-------- Texte de lecture

La finance est morte. Vive la finance durable

Auteur : Emmanuelle Mourey

présidente du Directoire de Banque Postale Asset management

Les événements politiques et sociaux des derniers mois ont révélé l’aspiration forte de nos concitoyens à infléchir le modèle économique et social actuel. Au cœur de ces mutations, la finance a un rôle central à jouer. Parfois cible des contestations, elle n’en demeure pas moins une pièce maîtresse au service d’une économie plus juste et soucieuse de son environnement.

Emmanuelle Mourey, présidente du Directoire de Banque Postale Asset management

En France, l’année 2019 a commencé dans une tension couleur jaune. Tous les samedis, les ronds-points de France ont été le rendez-vous des oubliés. Tous n’avaient pas les mêmes motivations. Mais tous, à travers leur colère, exprimaient bien souvent un sentiment d’injustice face à une société dont ils se sentaient exclus. Dans le même temps, la cause climatique rassemblait dans les rues du monde, comme le 16 mars dernier, lors de la Marche du Siècle. Des milliers de pancartes brandies refusaient le diktat du court-terme et exigeaient un changement de modèle.

Changer de modèle : le mot n’est plus tabou. Questionner les limites de notre système économique et financier non plus. Ce dernier, qui avait permis, tout au long du xxe siècle, une croissance efficace et une prospérité pour beaucoup, témoigne de ses limites. En janvier 2019, Bruno Le Maire, ministre de l’Économie et des Finances, déclarait lui-même : « nous ne pouvons pas payer toujours plus de croissance par toujours plus d’inégalités. Nous sommes au bout de ce raisonnement ».

----------------

Consigne 1.
Répondez à ces questions sur le texte sur la finance durable :
(a) Quelle fonction occupe Emmanuelle Mourey ?
(b) À quelle date a eu lieu la Marche du Siècle ?
(c) Quel poste occupait Bruno Le Maire en janvier 2019 ?
Consigne 2.
Reprenez le texte sur la finance durable après sa dernière phrase et poursuivez-le, s'il vous plaît.

-------- Données fournies

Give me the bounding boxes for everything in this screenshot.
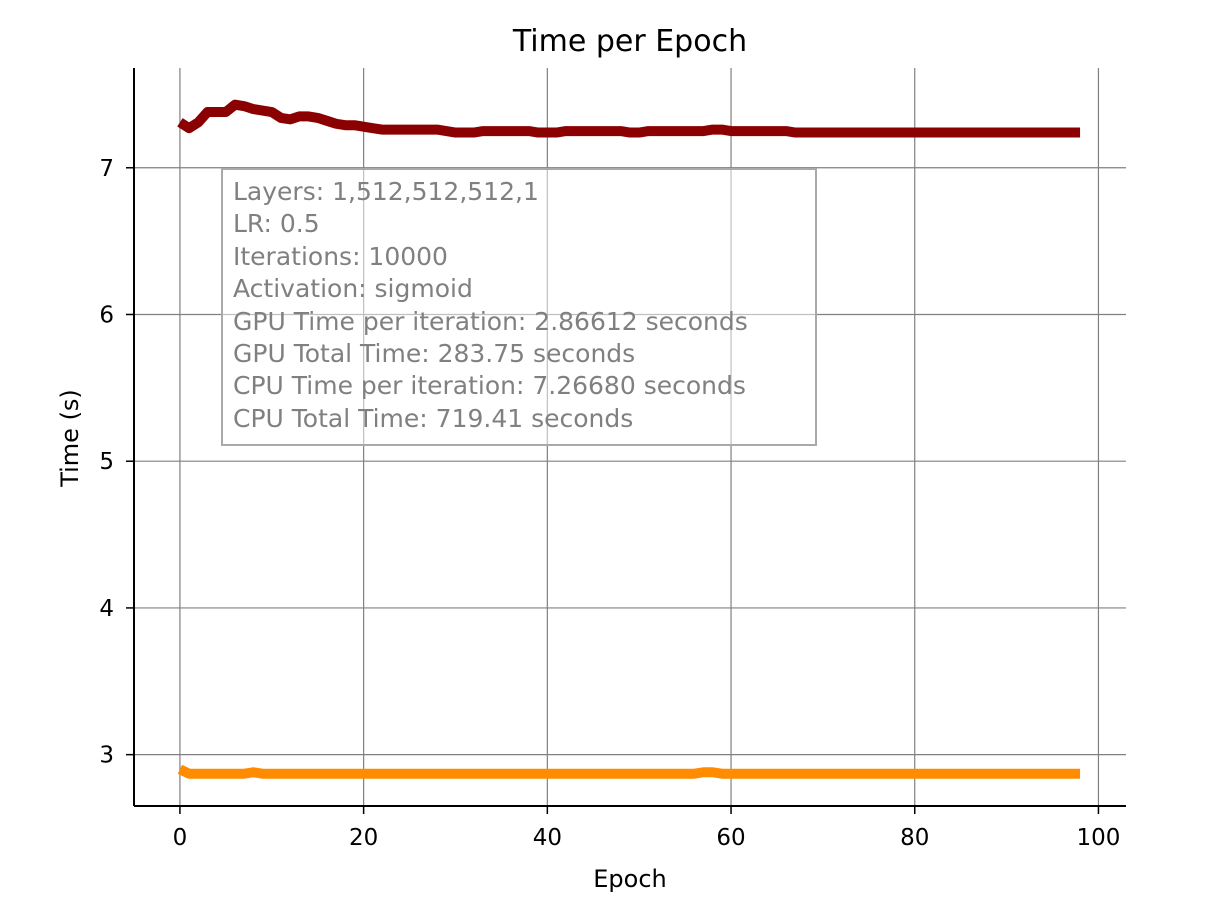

----------------

Résultat 1.
(a) Présidente du Directoire de Banque Postale Asset management.
(b) Le 16 mars.
(c) Ministre de l'Économie et des Finances.

Résultat 2.
De nombreuses entreprises ont, elles aussi, entamé leur mue, comprenant que leurs intérêts personnels devaient se conjuguer avec l’intérêt collectif. Aux États-Unis, les entreprises à mission, connues sous le nom de « B Corp » (pour Benefit Corporation) commencent à prendre une place de plus en plus grande, même si elles ne sont pour l’instant qu’environ 2 000. En France, le gouvernement agit aussi dans ce sens : la loi PACTE rend dorénavant possible la création d’entreprises à mission. Plusieurs d’entre elles se positionnent d’ailleurs dans ce sens.

Quel rôle pour la finance dans cette révolution vertueuse ?

Loin de se tenir à l’écart du mouvement, la finance joue un rôle de promoteur actif au service d’une croissance positive pour tous. La prise de conscience ne date pas d’hier. En 2015 déjà, Mark Carney, directeur de la banque d’Angleterre, prononçait son célèbre discours La Tragédie des Horizons dans lequel il prédisait que le plus gros risque systémique de la finance était le risque climatique, décliné en trois volets : le risque physique lié aux catastrophes naturelles, le risque de transition lié aux changements de modèles vers une économie bas carbone et le risque de dépréciation massive lié à l’effondrement des énergies fossiles.

Au-delà des mots, l’affection des investissements bascule progressivement en faveur des acteurs responsables. En 2018, le GSIR (Global Sustainable Investment Review)(1) comptabilisait dans le monde 30 683 milliards de dollars de fonds d’investissement socialement responsable (ISR). En Europe, les encours responsables représentent aujourd’hui environ 12 300 milliards d’euros. La France participe activement à cet effort, avec 1 830 milliards d’euros en investissement responsable.

Ces chiffres sont honorables. Mais ils témoignent également d’une grande marge de progression. Le marché de l’ISR reste fortement dominé par les investisseurs institutionnels (assureurs et mutuelles, caisses de retraite et instituts de prévoyance, etc.). Ces organismes représentent en effet 75 % de l’encours socialement responsable mondial. Par ailleurs, les actifs actions représentent la moitié de ce marché spécifique, suivis des titres obligataires pour seulement 36 %.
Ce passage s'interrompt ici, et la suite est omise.